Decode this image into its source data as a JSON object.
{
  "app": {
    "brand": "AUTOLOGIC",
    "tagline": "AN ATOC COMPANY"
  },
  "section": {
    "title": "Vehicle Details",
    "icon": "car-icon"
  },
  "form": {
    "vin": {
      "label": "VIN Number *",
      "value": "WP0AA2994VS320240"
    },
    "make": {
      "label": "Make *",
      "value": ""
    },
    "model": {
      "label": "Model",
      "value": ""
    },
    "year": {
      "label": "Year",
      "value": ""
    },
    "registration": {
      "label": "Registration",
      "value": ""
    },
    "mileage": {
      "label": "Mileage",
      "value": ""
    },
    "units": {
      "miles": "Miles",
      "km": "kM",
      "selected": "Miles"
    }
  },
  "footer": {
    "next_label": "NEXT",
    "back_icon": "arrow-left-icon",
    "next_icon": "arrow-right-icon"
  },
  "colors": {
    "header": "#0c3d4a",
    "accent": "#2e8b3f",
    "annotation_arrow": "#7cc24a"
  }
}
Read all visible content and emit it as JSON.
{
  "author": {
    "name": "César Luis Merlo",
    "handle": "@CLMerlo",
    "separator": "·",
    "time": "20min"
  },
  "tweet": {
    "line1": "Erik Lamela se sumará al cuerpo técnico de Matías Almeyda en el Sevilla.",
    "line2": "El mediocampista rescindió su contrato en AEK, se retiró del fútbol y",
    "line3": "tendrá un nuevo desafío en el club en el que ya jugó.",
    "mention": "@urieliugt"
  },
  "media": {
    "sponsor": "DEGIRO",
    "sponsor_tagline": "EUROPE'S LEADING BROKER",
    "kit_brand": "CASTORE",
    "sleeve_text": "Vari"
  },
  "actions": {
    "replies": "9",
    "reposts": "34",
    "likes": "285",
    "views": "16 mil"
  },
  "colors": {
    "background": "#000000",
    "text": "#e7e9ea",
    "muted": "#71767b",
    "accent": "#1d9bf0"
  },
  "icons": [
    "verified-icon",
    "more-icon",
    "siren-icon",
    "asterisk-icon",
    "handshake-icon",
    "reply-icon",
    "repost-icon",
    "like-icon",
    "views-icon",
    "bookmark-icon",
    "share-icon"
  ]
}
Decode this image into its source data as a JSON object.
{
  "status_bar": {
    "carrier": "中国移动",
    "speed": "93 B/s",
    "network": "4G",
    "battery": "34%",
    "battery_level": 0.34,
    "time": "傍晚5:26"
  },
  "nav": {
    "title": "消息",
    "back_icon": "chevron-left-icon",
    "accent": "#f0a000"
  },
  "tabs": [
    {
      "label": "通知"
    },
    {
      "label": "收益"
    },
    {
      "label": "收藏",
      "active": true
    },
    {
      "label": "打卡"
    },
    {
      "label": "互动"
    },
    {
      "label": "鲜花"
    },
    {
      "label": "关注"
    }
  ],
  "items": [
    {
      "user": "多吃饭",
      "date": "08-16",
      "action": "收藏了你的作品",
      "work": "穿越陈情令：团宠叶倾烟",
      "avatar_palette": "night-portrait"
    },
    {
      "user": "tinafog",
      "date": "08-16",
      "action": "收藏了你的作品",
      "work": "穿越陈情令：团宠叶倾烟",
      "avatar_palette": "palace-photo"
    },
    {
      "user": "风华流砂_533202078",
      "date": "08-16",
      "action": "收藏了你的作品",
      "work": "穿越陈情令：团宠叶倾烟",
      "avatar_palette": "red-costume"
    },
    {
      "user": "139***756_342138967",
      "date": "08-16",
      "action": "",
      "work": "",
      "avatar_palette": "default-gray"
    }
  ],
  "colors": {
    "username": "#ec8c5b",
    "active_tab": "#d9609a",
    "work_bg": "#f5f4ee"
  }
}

What to do: Write each line above out exactly.

Worked answer:
Decode this image into its source data as a JSON object.
{
  "app": {
    "brand": "AUTOLOGIC",
    "tagline": "AN ATOC COMPANY"
  },
  "section": {
    "title": "Vehicle Details",
    "icon": "car-icon"
  },
  "form": {
    "vin": {
      "label": "VIN Number *",
      "value": "WP0AA2994VS320240"
    },
    "make": {
      "label": "Make *",
      "value": ""
    },
    "model": {
      "label": "Model",
      "value": ""
    },
    "year": {
      "label": "Year",
      "value": ""
    },
    "registration": {
      "label": "Registration",
      "value": ""
    },
    "mileage": {
      "label": "Mileage",
      "value": ""
    },
    "units": {
      "miles": "Miles",
      "km": "kM",
      "selected": "Miles"
    }
  },
  "footer": {
    "next_label": "NEXT",
    "back_icon": "arrow-left-icon",
    "next_icon": "arrow-right-icon"
  },
  "colors": {
    "header": "#0c3d4a",
    "accent": "#2e8b3f",
    "annotation_arrow": "#7cc24a"
  }
}
Read all visible content and emit it as JSON.
{
  "author": {
    "name": "César Luis Merlo",
    "handle": "@CLMerlo",
    "separator": "·",
    "time": "20min"
  },
  "tweet": {
    "line1": "Erik Lamela se sumará al cuerpo técnico de Matías Almeyda en el Sevilla.",
    "line2": "El mediocampista rescindió su contrato en AEK, se retiró del fútbol y",
    "line3": "tendrá un nuevo desafío en el club en el que ya jugó.",
    "mention": "@urieliugt"
  },
  "media": {
    "sponsor": "DEGIRO",
    "sponsor_tagline": "EUROPE'S LEADING BROKER",
    "kit_brand": "CASTORE",
    "sleeve_text": "Vari"
  },
  "actions": {
    "replies": "9",
    "reposts": "34",
    "likes": "285",
    "views": "16 mil"
  },
  "colors": {
    "background": "#000000",
    "text": "#e7e9ea",
    "muted": "#71767b",
    "accent": "#1d9bf0"
  },
  "icons": [
    "verified-icon",
    "more-icon",
    "siren-icon",
    "asterisk-icon",
    "handshake-icon",
    "reply-icon",
    "repost-icon",
    "like-icon",
    "views-icon",
    "bookmark-icon",
    "share-icon"
  ]
}
Decode this image into its source data as a JSON object.
{
  "status_bar": {
    "carrier": "中国移动",
    "speed": "93 B/s",
    "network": "4G",
    "battery": "34%",
    "battery_level": 0.34,
    "time": "傍晚5:26"
  },
  "nav": {
    "title": "消息",
    "back_icon": "chevron-left-icon",
    "accent": "#f0a000"
  },
  "tabs": [
    {
      "label": "通知"
    },
    {
      "label": "收益"
    },
    {
      "label": "收藏",
      "active": true
    },
    {
      "label": "打卡"
    },
    {
      "label": "互动"
    },
    {
      "label": "鲜花"
    },
    {
      "label": "关注"
    }
  ],
  "items": [
    {
      "user": "多吃饭",
      "date": "08-16",
      "action": "收藏了你的作品",
      "work": "穿越陈情令：团宠叶倾烟",
      "avatar_palette": "night-portrait"
    },
    {
      "user": "tinafog",
      "date": "08-16",
      "action": "收藏了你的作品",
      "work": "穿越陈情令：团宠叶倾烟",
      "avatar_palette": "palace-photo"
    },
    {
      "user": "风华流砂_533202078",
      "date": "08-16",
      "action": "收藏了你的作品",
      "work": "穿越陈情令：团宠叶倾烟",
      "avatar_palette": "red-costume"
    },
    {
      "user": "139***756_342138967",
      "date": "08-16",
      "action": "",
      "work": "",
      "avatar_palette": "default-gray"
    }
  ],
  "colors": {
    "username": "#ec8c5b",
    "active_tab": "#d9609a",
    "work_bg": "#f5f4ee"
  }
}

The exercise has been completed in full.